OBJECTIVE –
Every line that contains "return" counts once; give the total number of such lines, with no other words.

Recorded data
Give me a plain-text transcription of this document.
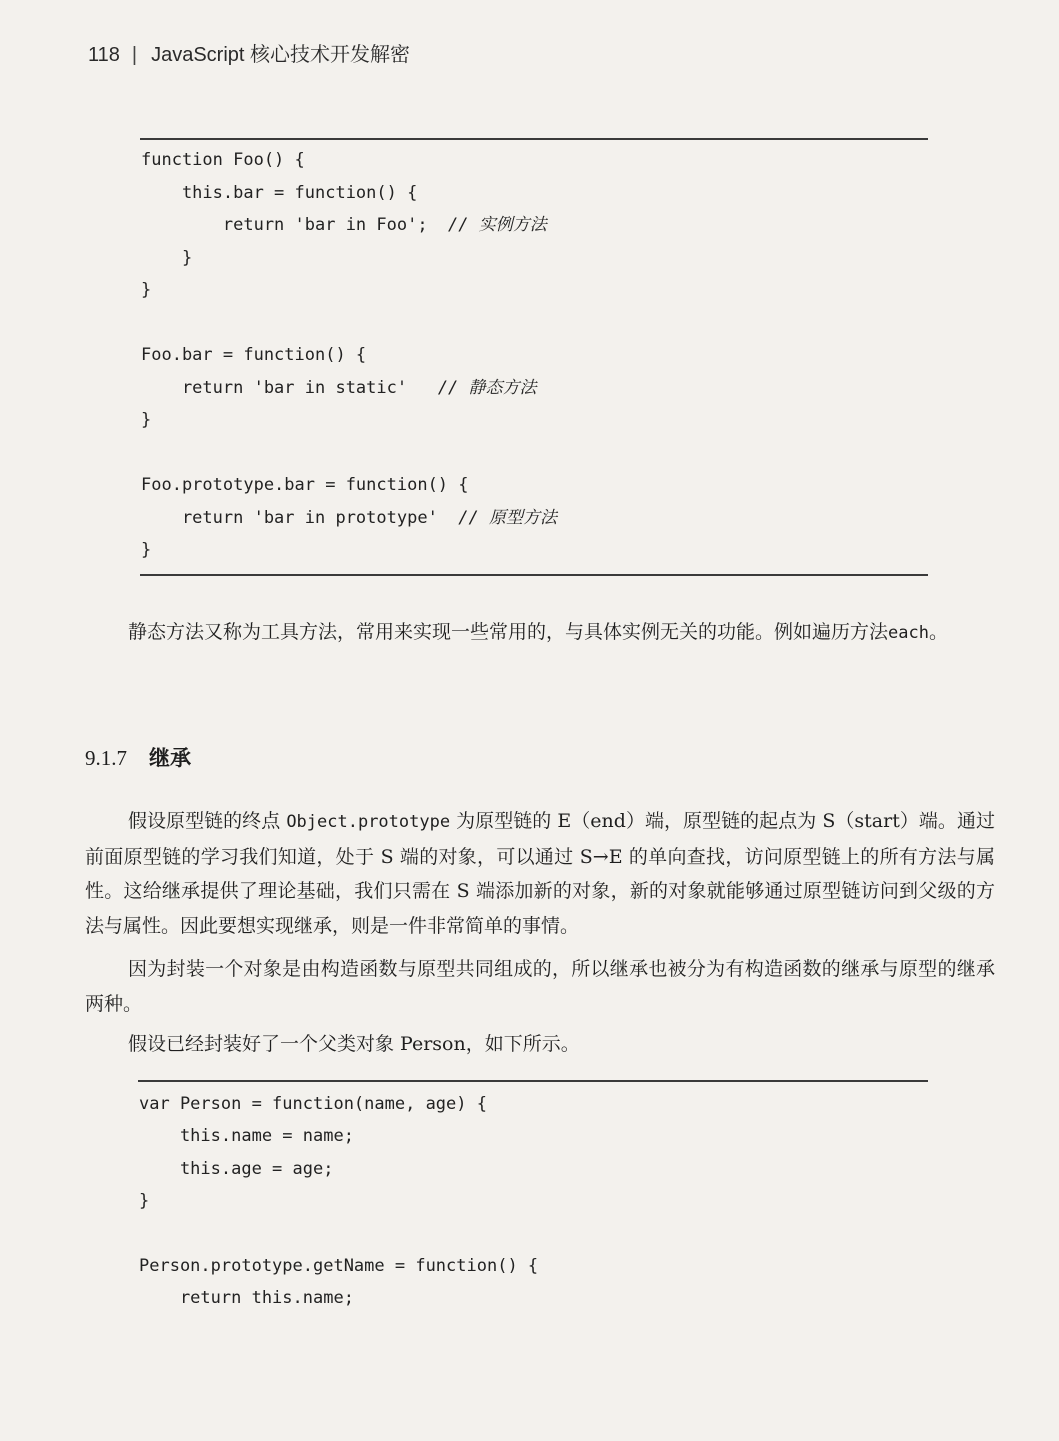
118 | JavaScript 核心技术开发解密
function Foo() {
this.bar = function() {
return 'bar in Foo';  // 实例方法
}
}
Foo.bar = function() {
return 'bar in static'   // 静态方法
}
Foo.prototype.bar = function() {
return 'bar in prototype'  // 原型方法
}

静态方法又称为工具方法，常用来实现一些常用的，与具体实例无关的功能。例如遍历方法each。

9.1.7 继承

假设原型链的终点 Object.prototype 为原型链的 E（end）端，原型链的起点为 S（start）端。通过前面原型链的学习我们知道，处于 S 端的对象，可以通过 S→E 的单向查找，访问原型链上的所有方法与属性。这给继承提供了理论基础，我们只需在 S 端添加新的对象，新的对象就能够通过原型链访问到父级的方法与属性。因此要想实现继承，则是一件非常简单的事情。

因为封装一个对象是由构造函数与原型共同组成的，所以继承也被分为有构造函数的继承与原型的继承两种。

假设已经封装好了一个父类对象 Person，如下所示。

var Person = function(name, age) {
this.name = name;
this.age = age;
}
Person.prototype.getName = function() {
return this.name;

==

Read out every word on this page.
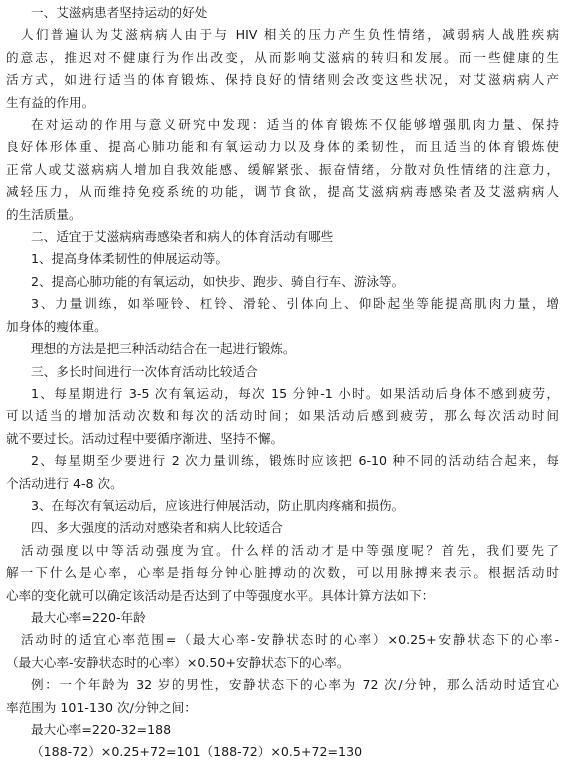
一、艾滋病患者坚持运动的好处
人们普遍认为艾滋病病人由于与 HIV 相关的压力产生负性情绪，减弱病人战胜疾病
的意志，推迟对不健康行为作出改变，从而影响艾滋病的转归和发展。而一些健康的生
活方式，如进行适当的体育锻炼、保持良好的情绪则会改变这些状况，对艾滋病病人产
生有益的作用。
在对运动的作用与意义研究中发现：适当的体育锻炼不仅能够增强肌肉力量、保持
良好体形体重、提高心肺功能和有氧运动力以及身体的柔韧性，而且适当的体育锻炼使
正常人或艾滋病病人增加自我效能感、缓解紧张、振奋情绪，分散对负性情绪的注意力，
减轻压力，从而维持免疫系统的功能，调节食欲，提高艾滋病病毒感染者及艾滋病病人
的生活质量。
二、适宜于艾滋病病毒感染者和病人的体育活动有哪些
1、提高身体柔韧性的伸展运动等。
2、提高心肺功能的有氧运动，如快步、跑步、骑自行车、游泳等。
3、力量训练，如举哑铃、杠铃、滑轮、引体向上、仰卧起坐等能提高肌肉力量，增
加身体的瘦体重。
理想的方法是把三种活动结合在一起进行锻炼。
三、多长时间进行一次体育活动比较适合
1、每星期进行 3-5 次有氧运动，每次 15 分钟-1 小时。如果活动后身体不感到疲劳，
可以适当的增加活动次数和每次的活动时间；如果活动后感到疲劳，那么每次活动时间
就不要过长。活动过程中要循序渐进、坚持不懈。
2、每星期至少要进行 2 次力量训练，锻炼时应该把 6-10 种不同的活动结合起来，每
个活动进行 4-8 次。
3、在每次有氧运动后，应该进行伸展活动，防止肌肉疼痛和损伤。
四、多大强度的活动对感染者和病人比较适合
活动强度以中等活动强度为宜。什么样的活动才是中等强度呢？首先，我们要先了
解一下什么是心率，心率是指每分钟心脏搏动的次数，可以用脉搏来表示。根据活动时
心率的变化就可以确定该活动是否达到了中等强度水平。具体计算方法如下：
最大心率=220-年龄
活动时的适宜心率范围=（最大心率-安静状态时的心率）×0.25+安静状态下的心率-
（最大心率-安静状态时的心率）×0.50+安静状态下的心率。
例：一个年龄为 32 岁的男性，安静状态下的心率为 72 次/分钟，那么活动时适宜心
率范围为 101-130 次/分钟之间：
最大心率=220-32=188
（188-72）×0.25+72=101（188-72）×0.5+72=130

SOLUTION –
4